SHORT EXERCISE - In the records that follow, show each line where the word "color" is present.

Dataset records
= = = = = = =
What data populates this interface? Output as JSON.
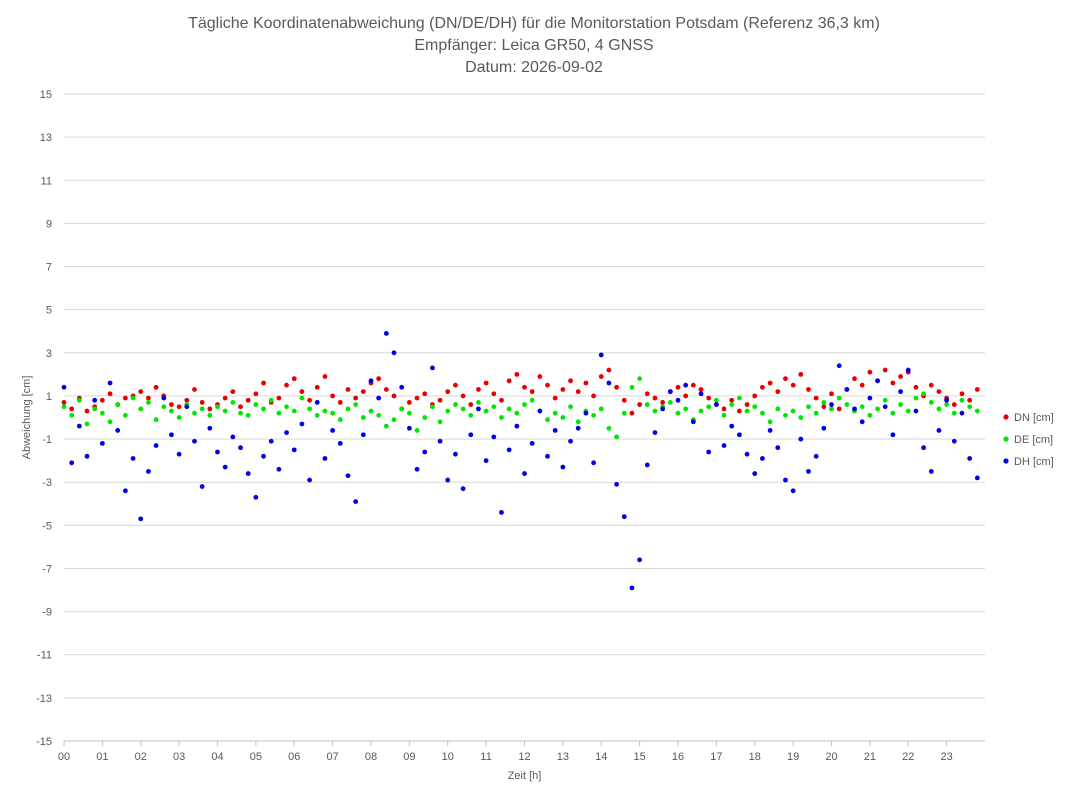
{
  "chart_data": {
    "type": "scatter",
    "title": [
      "Tägliche Koordinatenabweichung (DN/DE/DH) für die Monitorstation Potsdam (Referenz 36,3 km)",
      "Empfänger: Leica GR50, 4 GNSS",
      "Datum: 2026-09-02"
    ],
    "xlabel": "Zeit [h]",
    "ylabel": "Abweichung [cm]",
    "xlim": [
      0,
      24
    ],
    "ylim": [
      -15,
      15
    ],
    "x_ticks": [
      0,
      1,
      2,
      3,
      4,
      5,
      6,
      7,
      8,
      9,
      10,
      11,
      12,
      13,
      14,
      15,
      16,
      17,
      18,
      19,
      20,
      21,
      22,
      23
    ],
    "x_tick_labels": [
      "00",
      "01",
      "02",
      "03",
      "04",
      "05",
      "06",
      "07",
      "08",
      "09",
      "10",
      "11",
      "12",
      "13",
      "14",
      "15",
      "16",
      "17",
      "18",
      "19",
      "20",
      "21",
      "22",
      "23"
    ],
    "y_ticks": [
      15,
      13,
      11,
      9,
      7,
      5,
      3,
      1,
      -1,
      -3,
      -5,
      -7,
      -9,
      -11,
      -13,
      -15
    ],
    "y_tick_labels": [
      "15",
      "13",
      "11",
      "9",
      "7",
      "5",
      "3",
      "1",
      "-1",
      "-3",
      "-5",
      "-7",
      "-9",
      "-11",
      "-13",
      "-15"
    ],
    "grid": "horizontal",
    "legend_position": "right",
    "series": [
      {
        "name": "DN [cm]",
        "color": "#e60000",
        "x": [
          0.0,
          0.2,
          0.4,
          0.6,
          0.8,
          1.0,
          1.2,
          1.4,
          1.6,
          1.8,
          2.0,
          2.2,
          2.4,
          2.6,
          2.8,
          3.0,
          3.2,
          3.4,
          3.6,
          3.8,
          4.0,
          4.2,
          4.4,
          4.6,
          4.8,
          5.0,
          5.2,
          5.4,
          5.6,
          5.8,
          6.0,
          6.2,
          6.4,
          6.6,
          6.8,
          7.0,
          7.2,
          7.4,
          7.6,
          7.8,
          8.0,
          8.2,
          8.4,
          8.6,
          8.8,
          9.0,
          9.2,
          9.4,
          9.6,
          9.8,
          10.0,
          10.2,
          10.4,
          10.6,
          10.8,
          11.0,
          11.2,
          11.4,
          11.6,
          11.8,
          12.0,
          12.2,
          12.4,
          12.6,
          12.8,
          13.0,
          13.2,
          13.4,
          13.6,
          13.8,
          14.0,
          14.2,
          14.4,
          14.6,
          14.8,
          15.0,
          15.2,
          15.4,
          15.6,
          15.8,
          16.0,
          16.2,
          16.4,
          16.6,
          16.8,
          17.0,
          17.2,
          17.4,
          17.6,
          17.8,
          18.0,
          18.2,
          18.4,
          18.6,
          18.8,
          19.0,
          19.2,
          19.4,
          19.6,
          19.8,
          20.0,
          20.2,
          20.4,
          20.6,
          20.8,
          21.0,
          21.2,
          21.4,
          21.6,
          21.8,
          22.0,
          22.2,
          22.4,
          22.6,
          22.8,
          23.0,
          23.2,
          23.4,
          23.6,
          23.8
        ],
        "y": [
          0.7,
          0.4,
          0.9,
          0.3,
          0.5,
          0.8,
          1.1,
          0.6,
          0.9,
          1.0,
          1.2,
          0.9,
          1.4,
          1.0,
          0.6,
          0.5,
          0.8,
          1.3,
          0.7,
          0.4,
          0.6,
          0.9,
          1.2,
          0.5,
          0.8,
          1.1,
          1.6,
          0.7,
          0.9,
          1.5,
          1.8,
          1.2,
          0.8,
          1.4,
          1.9,
          1.0,
          0.7,
          1.3,
          0.9,
          1.2,
          1.6,
          1.8,
          1.3,
          1.0,
          0.4,
          0.7,
          0.9,
          1.1,
          0.6,
          0.8,
          1.2,
          1.5,
          1.0,
          0.6,
          1.3,
          1.6,
          1.1,
          0.8,
          1.7,
          2.0,
          1.4,
          1.2,
          1.9,
          1.5,
          0.9,
          1.3,
          1.7,
          1.2,
          1.6,
          1.0,
          1.9,
          2.2,
          1.4,
          0.8,
          0.2,
          0.6,
          1.1,
          0.9,
          0.7,
          1.2,
          1.4,
          1.0,
          1.5,
          1.3,
          0.9,
          0.6,
          0.4,
          0.8,
          0.3,
          0.6,
          1.0,
          1.4,
          1.6,
          1.2,
          1.8,
          1.5,
          2.0,
          1.3,
          0.9,
          0.5,
          1.1,
          0.4,
          1.3,
          1.8,
          1.5,
          2.1,
          1.7,
          2.2,
          1.6,
          1.9,
          2.1,
          1.4,
          1.0,
          1.5,
          1.2,
          0.9,
          0.6,
          1.1,
          0.8,
          1.3
        ]
      },
      {
        "name": "DE [cm]",
        "color": "#00e600",
        "x": [
          0.0,
          0.2,
          0.4,
          0.6,
          0.8,
          1.0,
          1.2,
          1.4,
          1.6,
          1.8,
          2.0,
          2.2,
          2.4,
          2.6,
          2.8,
          3.0,
          3.2,
          3.4,
          3.6,
          3.8,
          4.0,
          4.2,
          4.4,
          4.6,
          4.8,
          5.0,
          5.2,
          5.4,
          5.6,
          5.8,
          6.0,
          6.2,
          6.4,
          6.6,
          6.8,
          7.0,
          7.2,
          7.4,
          7.6,
          7.8,
          8.0,
          8.2,
          8.4,
          8.6,
          8.8,
          9.0,
          9.2,
          9.4,
          9.6,
          9.8,
          10.0,
          10.2,
          10.4,
          10.6,
          10.8,
          11.0,
          11.2,
          11.4,
          11.6,
          11.8,
          12.0,
          12.2,
          12.4,
          12.6,
          12.8,
          13.0,
          13.2,
          13.4,
          13.6,
          13.8,
          14.0,
          14.2,
          14.4,
          14.6,
          14.8,
          15.0,
          15.2,
          15.4,
          15.6,
          15.8,
          16.0,
          16.2,
          16.4,
          16.6,
          16.8,
          17.0,
          17.2,
          17.4,
          17.6,
          17.8,
          18.0,
          18.2,
          18.4,
          18.6,
          18.8,
          19.0,
          19.2,
          19.4,
          19.6,
          19.8,
          20.0,
          20.2,
          20.4,
          20.6,
          20.8,
          21.0,
          21.2,
          21.4,
          21.6,
          21.8,
          22.0,
          22.2,
          22.4,
          22.6,
          22.8,
          23.0,
          23.2,
          23.4,
          23.6,
          23.8
        ],
        "y": [
          0.5,
          0.1,
          0.8,
          -0.3,
          0.4,
          0.2,
          -0.2,
          0.6,
          0.1,
          0.9,
          0.4,
          0.7,
          -0.1,
          0.5,
          0.3,
          0.0,
          0.6,
          0.2,
          0.4,
          0.1,
          0.5,
          0.3,
          0.7,
          0.2,
          0.1,
          0.6,
          0.4,
          0.8,
          0.2,
          0.5,
          0.3,
          0.9,
          0.4,
          0.1,
          0.3,
          0.2,
          -0.1,
          0.4,
          0.6,
          0.0,
          0.3,
          0.1,
          -0.4,
          -0.1,
          0.4,
          0.2,
          -0.6,
          0.0,
          0.5,
          -0.2,
          0.3,
          0.6,
          0.4,
          0.1,
          0.7,
          0.3,
          0.5,
          0.0,
          0.4,
          0.2,
          0.6,
          0.8,
          0.3,
          -0.1,
          0.2,
          0.0,
          0.5,
          -0.2,
          0.3,
          0.1,
          0.4,
          -0.5,
          -0.9,
          0.2,
          1.4,
          1.8,
          0.6,
          0.3,
          0.5,
          0.7,
          0.2,
          0.4,
          -0.1,
          0.3,
          0.5,
          0.8,
          0.1,
          0.6,
          0.9,
          0.3,
          0.5,
          0.2,
          -0.2,
          0.4,
          0.1,
          0.3,
          0.0,
          0.5,
          0.2,
          0.7,
          0.4,
          0.9,
          0.6,
          0.3,
          0.5,
          0.1,
          0.4,
          0.8,
          0.2,
          0.6,
          0.3,
          0.9,
          1.1,
          0.7,
          0.4,
          0.6,
          0.2,
          0.8,
          0.5,
          0.3
        ]
      },
      {
        "name": "DH [cm]",
        "color": "#0000e6",
        "x": [
          0.0,
          0.2,
          0.4,
          0.6,
          0.8,
          1.0,
          1.2,
          1.4,
          1.6,
          1.8,
          2.0,
          2.2,
          2.4,
          2.6,
          2.8,
          3.0,
          3.2,
          3.4,
          3.6,
          3.8,
          4.0,
          4.2,
          4.4,
          4.6,
          4.8,
          5.0,
          5.2,
          5.4,
          5.6,
          5.8,
          6.0,
          6.2,
          6.4,
          6.6,
          6.8,
          7.0,
          7.2,
          7.4,
          7.6,
          7.8,
          8.0,
          8.2,
          8.4,
          8.6,
          8.8,
          9.0,
          9.2,
          9.4,
          9.6,
          9.8,
          10.0,
          10.2,
          10.4,
          10.6,
          10.8,
          11.0,
          11.2,
          11.4,
          11.6,
          11.8,
          12.0,
          12.2,
          12.4,
          12.6,
          12.8,
          13.0,
          13.2,
          13.4,
          13.6,
          13.8,
          14.0,
          14.2,
          14.4,
          14.6,
          14.8,
          15.0,
          15.2,
          15.4,
          15.6,
          15.8,
          16.0,
          16.2,
          16.4,
          16.6,
          16.8,
          17.0,
          17.2,
          17.4,
          17.6,
          17.8,
          18.0,
          18.2,
          18.4,
          18.6,
          18.8,
          19.0,
          19.2,
          19.4,
          19.6,
          19.8,
          20.0,
          20.2,
          20.4,
          20.6,
          20.8,
          21.0,
          21.2,
          21.4,
          21.6,
          21.8,
          22.0,
          22.2,
          22.4,
          22.6,
          22.8,
          23.0,
          23.2,
          23.4,
          23.6,
          23.8
        ],
        "y": [
          1.4,
          -2.1,
          -0.4,
          -1.8,
          0.8,
          -1.2,
          1.6,
          -0.6,
          -3.4,
          -1.9,
          -4.7,
          -2.5,
          -1.3,
          0.9,
          -0.8,
          -1.7,
          0.5,
          -1.1,
          -3.2,
          -0.5,
          -1.6,
          -2.3,
          -0.9,
          -1.4,
          -2.6,
          -3.7,
          -1.8,
          -1.1,
          -2.4,
          -0.7,
          -1.5,
          -0.3,
          -2.9,
          0.7,
          -1.9,
          -0.6,
          -1.2,
          -2.7,
          -3.9,
          -0.8,
          1.7,
          0.9,
          3.9,
          3.0,
          1.4,
          -0.5,
          -2.4,
          -1.6,
          2.3,
          -1.1,
          -2.9,
          -1.7,
          -3.3,
          -0.8,
          0.4,
          -2.0,
          -0.9,
          -4.4,
          -1.5,
          -0.4,
          -2.6,
          -1.2,
          0.3,
          -1.8,
          -0.6,
          -2.3,
          -1.1,
          -0.5,
          0.2,
          -2.1,
          2.9,
          1.6,
          -3.1,
          -4.6,
          -7.9,
          -6.6,
          -2.2,
          -0.7,
          0.4,
          1.2,
          0.8,
          1.5,
          -0.2,
          1.1,
          -1.6,
          0.6,
          -1.3,
          -0.4,
          -0.8,
          -1.7,
          -2.6,
          -1.9,
          -0.6,
          -1.4,
          -2.9,
          -3.4,
          -1.0,
          -2.5,
          -1.8,
          -0.5,
          0.6,
          2.4,
          1.3,
          0.4,
          -0.2,
          0.9,
          1.7,
          0.5,
          -0.8,
          1.2,
          2.2,
          0.3,
          -1.4,
          -2.5,
          -0.6,
          0.8,
          -1.1,
          0.2,
          -1.9,
          -2.8
        ]
      }
    ]
  }
}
= = = = = = =
EXERCISE RESPONSE -
        "color": "#e60000",
        "color": "#00e600",
        "color": "#0000e6",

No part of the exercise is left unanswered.